*WRITTEN TASK*: Return the records exactly as they are.

## Start

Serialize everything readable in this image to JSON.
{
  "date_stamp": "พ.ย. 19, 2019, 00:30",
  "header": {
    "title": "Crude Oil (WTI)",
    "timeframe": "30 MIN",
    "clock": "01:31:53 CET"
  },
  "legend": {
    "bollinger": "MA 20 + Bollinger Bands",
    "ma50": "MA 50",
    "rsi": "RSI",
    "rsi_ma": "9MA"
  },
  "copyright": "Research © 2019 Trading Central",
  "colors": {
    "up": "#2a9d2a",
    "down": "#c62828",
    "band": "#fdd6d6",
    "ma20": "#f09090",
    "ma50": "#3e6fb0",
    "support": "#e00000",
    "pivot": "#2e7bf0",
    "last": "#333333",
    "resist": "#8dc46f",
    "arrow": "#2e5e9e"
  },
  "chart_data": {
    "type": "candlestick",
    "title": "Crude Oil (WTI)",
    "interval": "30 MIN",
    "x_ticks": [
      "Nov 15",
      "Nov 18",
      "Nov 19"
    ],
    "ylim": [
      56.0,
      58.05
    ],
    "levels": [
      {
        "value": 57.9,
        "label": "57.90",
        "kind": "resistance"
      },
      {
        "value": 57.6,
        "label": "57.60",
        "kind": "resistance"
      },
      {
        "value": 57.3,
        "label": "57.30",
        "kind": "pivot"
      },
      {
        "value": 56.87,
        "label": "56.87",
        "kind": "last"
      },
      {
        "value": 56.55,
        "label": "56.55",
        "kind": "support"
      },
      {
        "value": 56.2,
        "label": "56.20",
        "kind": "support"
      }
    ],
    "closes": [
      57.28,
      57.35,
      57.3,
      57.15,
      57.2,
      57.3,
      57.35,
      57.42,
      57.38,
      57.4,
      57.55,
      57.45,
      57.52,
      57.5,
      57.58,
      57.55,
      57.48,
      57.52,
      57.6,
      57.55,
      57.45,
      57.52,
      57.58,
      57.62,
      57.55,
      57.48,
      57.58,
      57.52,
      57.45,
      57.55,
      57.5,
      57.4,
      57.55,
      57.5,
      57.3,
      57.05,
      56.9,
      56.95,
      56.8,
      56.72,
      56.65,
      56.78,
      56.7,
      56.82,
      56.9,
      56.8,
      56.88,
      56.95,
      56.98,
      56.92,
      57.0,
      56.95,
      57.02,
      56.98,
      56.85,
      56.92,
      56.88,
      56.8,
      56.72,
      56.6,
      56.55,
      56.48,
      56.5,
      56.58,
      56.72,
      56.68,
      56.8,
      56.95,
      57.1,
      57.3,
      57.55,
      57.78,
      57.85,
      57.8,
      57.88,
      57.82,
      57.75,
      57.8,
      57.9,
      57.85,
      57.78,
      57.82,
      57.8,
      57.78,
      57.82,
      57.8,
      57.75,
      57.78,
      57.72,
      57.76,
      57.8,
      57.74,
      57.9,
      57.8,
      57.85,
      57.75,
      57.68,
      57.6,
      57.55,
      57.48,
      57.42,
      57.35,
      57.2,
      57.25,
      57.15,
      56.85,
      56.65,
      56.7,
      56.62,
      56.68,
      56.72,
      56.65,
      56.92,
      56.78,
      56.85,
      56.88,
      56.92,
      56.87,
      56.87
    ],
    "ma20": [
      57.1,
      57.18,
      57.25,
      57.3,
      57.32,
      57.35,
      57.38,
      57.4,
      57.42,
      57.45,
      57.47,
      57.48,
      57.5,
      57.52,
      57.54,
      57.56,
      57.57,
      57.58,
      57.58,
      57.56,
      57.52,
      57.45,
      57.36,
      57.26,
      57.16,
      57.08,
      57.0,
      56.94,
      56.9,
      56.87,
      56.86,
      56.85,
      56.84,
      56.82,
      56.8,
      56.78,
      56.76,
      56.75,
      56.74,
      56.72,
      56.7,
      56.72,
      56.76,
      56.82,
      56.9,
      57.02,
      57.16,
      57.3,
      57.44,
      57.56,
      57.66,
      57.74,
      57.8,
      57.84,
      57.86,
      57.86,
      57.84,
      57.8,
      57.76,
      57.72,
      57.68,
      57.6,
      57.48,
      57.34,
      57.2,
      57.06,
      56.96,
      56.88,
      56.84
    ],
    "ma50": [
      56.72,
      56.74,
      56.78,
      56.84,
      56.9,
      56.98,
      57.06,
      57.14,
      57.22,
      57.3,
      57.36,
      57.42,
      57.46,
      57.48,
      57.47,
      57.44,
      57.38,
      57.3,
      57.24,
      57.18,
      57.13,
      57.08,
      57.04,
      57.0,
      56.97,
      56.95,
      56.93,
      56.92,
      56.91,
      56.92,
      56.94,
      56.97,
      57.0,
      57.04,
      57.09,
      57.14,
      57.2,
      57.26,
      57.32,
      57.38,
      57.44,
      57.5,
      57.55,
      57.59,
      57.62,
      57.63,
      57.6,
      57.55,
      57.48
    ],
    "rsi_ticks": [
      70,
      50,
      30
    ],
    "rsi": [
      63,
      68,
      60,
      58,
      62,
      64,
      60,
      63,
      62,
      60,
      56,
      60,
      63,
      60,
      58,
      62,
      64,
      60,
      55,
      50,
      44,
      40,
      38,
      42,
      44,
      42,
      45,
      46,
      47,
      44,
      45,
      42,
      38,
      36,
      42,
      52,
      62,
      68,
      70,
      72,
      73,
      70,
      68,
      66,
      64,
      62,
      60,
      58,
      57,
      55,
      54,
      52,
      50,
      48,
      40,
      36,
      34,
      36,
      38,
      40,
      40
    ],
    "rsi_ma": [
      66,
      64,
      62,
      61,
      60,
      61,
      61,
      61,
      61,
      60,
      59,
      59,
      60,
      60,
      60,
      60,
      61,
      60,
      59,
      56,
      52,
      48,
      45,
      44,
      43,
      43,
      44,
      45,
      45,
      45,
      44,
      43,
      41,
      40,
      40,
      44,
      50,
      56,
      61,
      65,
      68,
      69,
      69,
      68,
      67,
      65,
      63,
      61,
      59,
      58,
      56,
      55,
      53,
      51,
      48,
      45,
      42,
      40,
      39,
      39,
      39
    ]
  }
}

## End

*ANSWER FOR THIS EXERCISE*:
Serialize everything readable in this image to JSON.
{
  "date_stamp": "พ.ย. 19, 2019, 00:30",
  "header": {
    "title": "Crude Oil (WTI)",
    "timeframe": "30 MIN",
    "clock": "01:31:53 CET"
  },
  "legend": {
    "bollinger": "MA 20 + Bollinger Bands",
    "ma50": "MA 50",
    "rsi": "RSI",
    "rsi_ma": "9MA"
  },
  "copyright": "Research © 2019 Trading Central",
  "colors": {
    "up": "#2a9d2a",
    "down": "#c62828",
    "band": "#fdd6d6",
    "ma20": "#f09090",
    "ma50": "#3e6fb0",
    "support": "#e00000",
    "pivot": "#2e7bf0",
    "last": "#333333",
    "resist": "#8dc46f",
    "arrow": "#2e5e9e"
  },
  "chart_data": {
    "type": "candlestick",
    "title": "Crude Oil (WTI)",
    "interval": "30 MIN",
    "x_ticks": [
      "Nov 15",
      "Nov 18",
      "Nov 19"
    ],
    "ylim": [
      56.0,
      58.05
    ],
    "levels": [
      {
        "value": 57.9,
        "label": "57.90",
        "kind": "resistance"
      },
      {
        "value": 57.6,
        "label": "57.60",
        "kind": "resistance"
      },
      {
        "value": 57.3,
        "label": "57.30",
        "kind": "pivot"
      },
      {
        "value": 56.87,
        "label": "56.87",
        "kind": "last"
      },
      {
        "value": 56.55,
        "label": "56.55",
        "kind": "support"
      },
      {
        "value": 56.2,
        "label": "56.20",
        "kind": "support"
      }
    ],
    "closes": [
      57.28,
      57.35,
      57.3,
      57.15,
      57.2,
      57.3,
      57.35,
      57.42,
      57.38,
      57.4,
      57.55,
      57.45,
      57.52,
      57.5,
      57.58,
      57.55,
      57.48,
      57.52,
      57.6,
      57.55,
      57.45,
      57.52,
      57.58,
      57.62,
      57.55,
      57.48,
      57.58,
      57.52,
      57.45,
      57.55,
      57.5,
      57.4,
      57.55,
      57.5,
      57.3,
      57.05,
      56.9,
      56.95,
      56.8,
      56.72,
      56.65,
      56.78,
      56.7,
      56.82,
      56.9,
      56.8,
      56.88,
      56.95,
      56.98,
      56.92,
      57.0,
      56.95,
      57.02,
      56.98,
      56.85,
      56.92,
      56.88,
      56.8,
      56.72,
      56.6,
      56.55,
      56.48,
      56.5,
      56.58,
      56.72,
      56.68,
      56.8,
      56.95,
      57.1,
      57.3,
      57.55,
      57.78,
      57.85,
      57.8,
      57.88,
      57.82,
      57.75,
      57.8,
      57.9,
      57.85,
      57.78,
      57.82,
      57.8,
      57.78,
      57.82,
      57.8,
      57.75,
      57.78,
      57.72,
      57.76,
      57.8,
      57.74,
      57.9,
      57.8,
      57.85,
      57.75,
      57.68,
      57.6,
      57.55,
      57.48,
      57.42,
      57.35,
      57.2,
      57.25,
      57.15,
      56.85,
      56.65,
      56.7,
      56.62,
      56.68,
      56.72,
      56.65,
      56.92,
      56.78,
      56.85,
      56.88,
      56.92,
      56.87,
      56.87
    ],
    "ma20": [
      57.1,
      57.18,
      57.25,
      57.3,
      57.32,
      57.35,
      57.38,
      57.4,
      57.42,
      57.45,
      57.47,
      57.48,
      57.5,
      57.52,
      57.54,
      57.56,
      57.57,
      57.58,
      57.58,
      57.56,
      57.52,
      57.45,
      57.36,
      57.26,
      57.16,
      57.08,
      57.0,
      56.94,
      56.9,
      56.87,
      56.86,
      56.85,
      56.84,
      56.82,
      56.8,
      56.78,
      56.76,
      56.75,
      56.74,
      56.72,
      56.7,
      56.72,
      56.76,
      56.82,
      56.9,
      57.02,
      57.16,
      57.3,
      57.44,
      57.56,
      57.66,
      57.74,
      57.8,
      57.84,
      57.86,
      57.86,
      57.84,
      57.8,
      57.76,
      57.72,
      57.68,
      57.6,
      57.48,
      57.34,
      57.2,
      57.06,
      56.96,
      56.88,
      56.84
    ],
    "ma50": [
      56.72,
      56.74,
      56.78,
      56.84,
      56.9,
      56.98,
      57.06,
      57.14,
      57.22,
      57.3,
      57.36,
      57.42,
      57.46,
      57.48,
      57.47,
      57.44,
      57.38,
      57.3,
      57.24,
      57.18,
      57.13,
      57.08,
      57.04,
      57.0,
      56.97,
      56.95,
      56.93,
      56.92,
      56.91,
      56.92,
      56.94,
      56.97,
      57.0,
      57.04,
      57.09,
      57.14,
      57.2,
      57.26,
      57.32,
      57.38,
      57.44,
      57.5,
      57.55,
      57.59,
      57.62,
      57.63,
      57.6,
      57.55,
      57.48
    ],
    "rsi_ticks": [
      70,
      50,
      30
    ],
    "rsi": [
      63,
      68,
      60,
      58,
      62,
      64,
      60,
      63,
      62,
      60,
      56,
      60,
      63,
      60,
      58,
      62,
      64,
      60,
      55,
      50,
      44,
      40,
      38,
      42,
      44,
      42,
      45,
      46,
      47,
      44,
      45,
      42,
      38,
      36,
      42,
      52,
      62,
      68,
      70,
      72,
      73,
      70,
      68,
      66,
      64,
      62,
      60,
      58,
      57,
      55,
      54,
      52,
      50,
      48,
      40,
      36,
      34,
      36,
      38,
      40,
      40
    ],
    "rsi_ma": [
      66,
      64,
      62,
      61,
      60,
      61,
      61,
      61,
      61,
      60,
      59,
      59,
      60,
      60,
      60,
      60,
      61,
      60,
      59,
      56,
      52,
      48,
      45,
      44,
      43,
      43,
      44,
      45,
      45,
      45,
      44,
      43,
      41,
      40,
      40,
      44,
      50,
      56,
      61,
      65,
      68,
      69,
      69,
      68,
      67,
      65,
      63,
      61,
      59,
      58,
      56,
      55,
      53,
      51,
      48,
      45,
      42,
      40,
      39,
      39,
      39
    ]
  }
}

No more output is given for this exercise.